*Set exercise:*
Return the following data verbatim, omitting the pictures from your reply.

*Supplied information:*
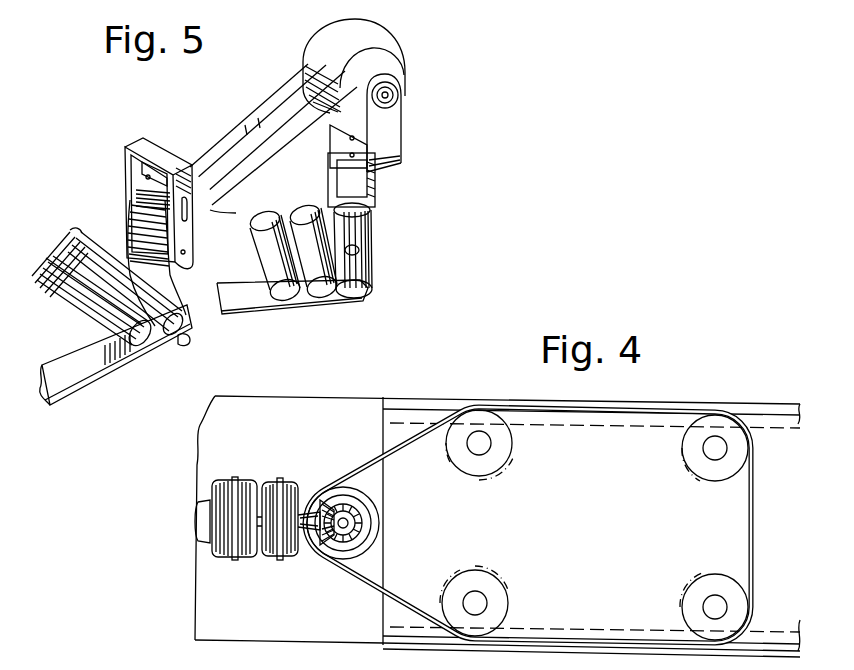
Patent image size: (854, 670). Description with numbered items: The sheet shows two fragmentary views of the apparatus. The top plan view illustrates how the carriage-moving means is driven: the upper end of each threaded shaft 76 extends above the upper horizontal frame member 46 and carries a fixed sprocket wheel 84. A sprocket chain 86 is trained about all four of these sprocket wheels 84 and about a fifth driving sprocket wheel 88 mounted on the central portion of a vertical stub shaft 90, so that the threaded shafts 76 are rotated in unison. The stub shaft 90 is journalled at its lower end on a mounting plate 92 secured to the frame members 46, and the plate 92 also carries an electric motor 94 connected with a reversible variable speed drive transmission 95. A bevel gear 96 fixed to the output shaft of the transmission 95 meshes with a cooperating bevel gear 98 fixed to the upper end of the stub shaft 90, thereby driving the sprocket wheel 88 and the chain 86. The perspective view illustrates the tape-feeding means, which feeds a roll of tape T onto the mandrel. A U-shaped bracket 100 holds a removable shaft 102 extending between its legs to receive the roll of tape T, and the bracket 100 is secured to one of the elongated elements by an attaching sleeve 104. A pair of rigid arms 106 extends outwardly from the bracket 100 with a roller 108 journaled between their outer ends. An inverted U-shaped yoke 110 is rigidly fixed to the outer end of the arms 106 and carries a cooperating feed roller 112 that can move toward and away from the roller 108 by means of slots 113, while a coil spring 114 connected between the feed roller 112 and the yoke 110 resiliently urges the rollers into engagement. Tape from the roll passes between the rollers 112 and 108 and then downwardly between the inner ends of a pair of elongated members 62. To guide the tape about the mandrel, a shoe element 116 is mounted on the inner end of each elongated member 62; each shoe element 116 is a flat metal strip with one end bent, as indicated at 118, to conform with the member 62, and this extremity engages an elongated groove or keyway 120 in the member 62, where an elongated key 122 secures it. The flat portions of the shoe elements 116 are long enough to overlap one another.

In FIG. 5, the roll of tape T is at (330, 42).
In FIG. 4, the upper horizontal frame member 46 is at (435, 400).
In FIG. 5, the elongated member 62 is at (62, 270).
In FIG. 4, the threaded shaft 76 is at (486, 443).
In FIG. 4, the sprocket wheel 84 is at (493, 467).
In FIG. 4, the sprocket chain 86 is at (383, 574).
In FIG. 4, the driving sprocket wheel 88 is at (370, 540).
In FIG. 4, the vertical stub shaft 90 is at (350, 521).
In FIG. 4, the mounting plate 92 is at (347, 640).
In FIG. 4, the electric motor 94 is at (244, 492).
In FIG. 4, the reversible variable speed drive transmission 95 is at (285, 494).
In FIG. 4, the bevel gear 96 is at (326, 538).
In FIG. 4, the cooperating bevel gear 98 is at (362, 526).
In FIG. 5, the U-shaped bracket 100 is at (389, 133).
In FIG. 5, the removable shaft 102 is at (399, 96).
In FIG. 5, the attaching sleeve 104 is at (355, 183).
In FIG. 5, the rigid arms 106 is at (306, 137).
In FIG. 5, the roller 108 is at (132, 222).
In FIG. 5, the inverted U-shaped yoke 110 is at (128, 150).
In FIG. 5, the feed roller 112 is at (138, 196).
In FIG. 5, the slots 113 is at (250, 207).
In FIG. 5, the coil spring 114 is at (143, 171).
In FIG. 5, the shoe element 116 is at (100, 370).
In FIG. 5, the bent end 118 is at (182, 339).
In FIG. 5, the elongated groove or keyway 120 is at (78, 310).
In FIG. 5, the elongated key 122 is at (95, 325).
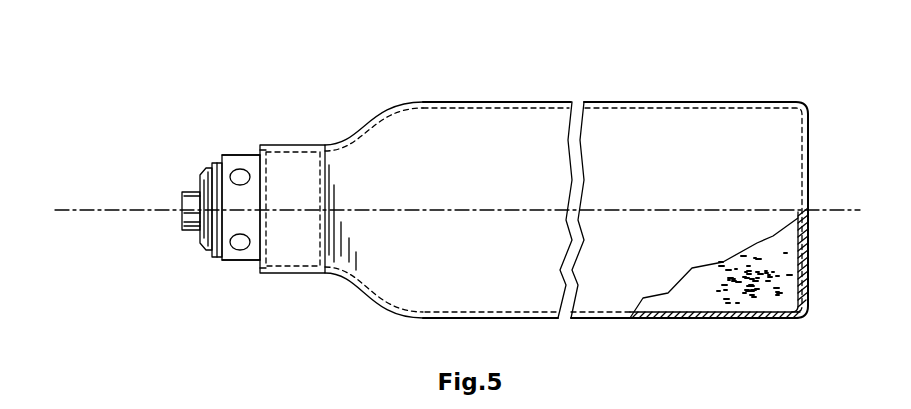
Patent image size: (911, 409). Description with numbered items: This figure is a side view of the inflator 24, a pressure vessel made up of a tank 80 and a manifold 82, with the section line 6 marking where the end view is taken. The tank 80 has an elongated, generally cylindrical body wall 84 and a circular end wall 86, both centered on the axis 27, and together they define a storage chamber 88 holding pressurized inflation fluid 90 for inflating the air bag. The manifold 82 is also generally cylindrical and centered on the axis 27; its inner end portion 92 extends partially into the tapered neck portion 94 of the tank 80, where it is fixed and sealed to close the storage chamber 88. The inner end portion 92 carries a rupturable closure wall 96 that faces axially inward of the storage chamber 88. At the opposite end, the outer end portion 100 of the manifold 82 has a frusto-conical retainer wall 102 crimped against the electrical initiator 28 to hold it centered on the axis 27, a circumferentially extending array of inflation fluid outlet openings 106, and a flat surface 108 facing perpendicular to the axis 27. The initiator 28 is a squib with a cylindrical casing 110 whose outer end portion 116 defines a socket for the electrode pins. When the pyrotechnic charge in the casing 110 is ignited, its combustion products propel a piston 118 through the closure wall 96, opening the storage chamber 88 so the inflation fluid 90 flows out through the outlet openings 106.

The section line 6- 6 is at (31, 70).
The inflator 24 is at (327, 93).
The axis 27 is at (142, 205).
The electrical initiator 28 is at (183, 197).
The tank 80 is at (496, 98).
The manifold 82 is at (231, 153).
The body wall 84 is at (700, 318).
The end wall 86 is at (800, 250).
The storage chamber 88 is at (682, 293).
The inflation fluid 90 is at (745, 278).
The inner end portion 92 is at (331, 177).
The neck portion 94 is at (308, 278).
The closure wall 96 is at (331, 232).
The outer end portion 100 is at (228, 165).
The retainer wall 102 is at (210, 246).
The inflation fluid outlet openings 106 is at (243, 167).
The flat surface 108 is at (231, 262).
The casing 110 is at (190, 220).
The outer end portion 116 is at (195, 235).
The piston 118 is at (282, 207).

*Answer for the task:*
Patent image size: (854, 670). Description with numbered items: The sheet shows two fragmentary views of the apparatus. The top plan view illustrates how the carriage-moving means is driven: the upper end of each threaded shaft 76 extends above the upper horizontal frame member 46 and carries a fixed sprocket wheel 84. A sprocket chain 86 is trained about all four of these sprocket wheels 84 and about a fifth driving sprocket wheel 88 mounted on the central portion of a vertical stub shaft 90, so that the threaded shafts 76 are rotated in unison. The stub shaft 90 is journalled at its lower end on a mounting plate 92 secured to the frame members 46, and the plate 92 also carries an electric motor 94 connected with a reversible variable speed drive transmission 95. A bevel gear 96 fixed to the output shaft of the transmission 95 meshes with a cooperating bevel gear 98 fixed to the upper end of the stub shaft 90, thereby driving the sprocket wheel 88 and the chain 86. The perspective view illustrates the tape-feeding means, which feeds a roll of tape T onto the mandrel. A U-shaped bracket 100 holds a removable shaft 102 extending between its legs to receive the roll of tape T, and the bracket 100 is secured to one of the elongated elements by an attaching sleeve 104. A pair of rigid arms 106 extends outwardly from the bracket 100 with a roller 108 journaled between their outer ends. An inverted U-shaped yoke 110 is rigidly fixed to the outer end of the arms 106 and carries a cooperating feed roller 112 that can move toward and away from the roller 108 by means of slots 113, while a coil spring 114 connected between the feed roller 112 and the yoke 110 resiliently urges the rollers into engagement. Tape from the roll passes between the rollers 112 and 108 and then downwardly between the inner ends of a pair of elongated members 62. To guide the tape about the mandrel, a shoe element 116 is mounted on the inner end of each elongated member 62; each shoe element 116 is a flat metal strip with one end bent, as indicated at 118, to conform with the member 62, and this extremity engages an elongated groove or keyway 120 in the member 62, where an elongated key 122 secures it. The flat portions of the shoe elements 116 are long enough to overlap one another.

In FIG. 5, the roll of tape T is at (330, 42).
In FIG. 4, the upper horizontal frame member 46 is at (435, 400).
In FIG. 5, the elongated member 62 is at (62, 270).
In FIG. 4, the threaded shaft 76 is at (486, 443).
In FIG. 4, the sprocket wheel 84 is at (493, 467).
In FIG. 4, the sprocket chain 86 is at (383, 574).
In FIG. 4, the driving sprocket wheel 88 is at (370, 540).
In FIG. 4, the vertical stub shaft 90 is at (350, 521).
In FIG. 4, the mounting plate 92 is at (347, 640).
In FIG. 4, the electric motor 94 is at (244, 492).
In FIG. 4, the reversible variable speed drive transmission 95 is at (285, 494).
In FIG. 4, the bevel gear 96 is at (326, 538).
In FIG. 4, the cooperating bevel gear 98 is at (362, 526).
In FIG. 5, the U-shaped bracket 100 is at (389, 133).
In FIG. 5, the removable shaft 102 is at (399, 96).
In FIG. 5, the attaching sleeve 104 is at (355, 183).
In FIG. 5, the rigid arms 106 is at (306, 137).
In FIG. 5, the roller 108 is at (132, 222).
In FIG. 5, the inverted U-shaped yoke 110 is at (128, 150).
In FIG. 5, the feed roller 112 is at (138, 196).
In FIG. 5, the slots 113 is at (250, 207).
In FIG. 5, the coil spring 114 is at (143, 171).
In FIG. 5, the shoe element 116 is at (100, 370).
In FIG. 5, the bent end 118 is at (182, 339).
In FIG. 5, the elongated groove or keyway 120 is at (78, 310).
In FIG. 5, the elongated key 122 is at (95, 325).
Patent image size: (911, 409). Description with numbered items: This figure is a side view of the inflator 24, a pressure vessel made up of a tank 80 and a manifold 82, with the section line 6 marking where the end view is taken. The tank 80 has an elongated, generally cylindrical body wall 84 and a circular end wall 86, both centered on the axis 27, and together they define a storage chamber 88 holding pressurized inflation fluid 90 for inflating the air bag. The manifold 82 is also generally cylindrical and centered on the axis 27; its inner end portion 92 extends partially into the tapered neck portion 94 of the tank 80, where it is fixed and sealed to close the storage chamber 88. The inner end portion 92 carries a rupturable closure wall 96 that faces axially inward of the storage chamber 88. At the opposite end, the outer end portion 100 of the manifold 82 has a frusto-conical retainer wall 102 crimped against the electrical initiator 28 to hold it centered on the axis 27, a circumferentially extending array of inflation fluid outlet openings 106, and a flat surface 108 facing perpendicular to the axis 27. The initiator 28 is a squib with a cylindrical casing 110 whose outer end portion 116 defines a socket for the electrode pins. When the pyrotechnic charge in the casing 110 is ignited, its combustion products propel a piston 118 through the closure wall 96, opening the storage chamber 88 so the inflation fluid 90 flows out through the outlet openings 106.

The section line 6- 6 is at (31, 70).
The inflator 24 is at (327, 93).
The axis 27 is at (142, 205).
The electrical initiator 28 is at (183, 197).
The tank 80 is at (496, 98).
The manifold 82 is at (231, 153).
The body wall 84 is at (700, 318).
The end wall 86 is at (800, 250).
The storage chamber 88 is at (682, 293).
The inflation fluid 90 is at (745, 278).
The inner end portion 92 is at (331, 177).
The neck portion 94 is at (308, 278).
The closure wall 96 is at (331, 232).
The outer end portion 100 is at (228, 165).
The retainer wall 102 is at (210, 246).
The inflation fluid outlet openings 106 is at (243, 167).
The flat surface 108 is at (231, 262).
The casing 110 is at (190, 220).
The outer end portion 116 is at (195, 235).
The piston 118 is at (282, 207).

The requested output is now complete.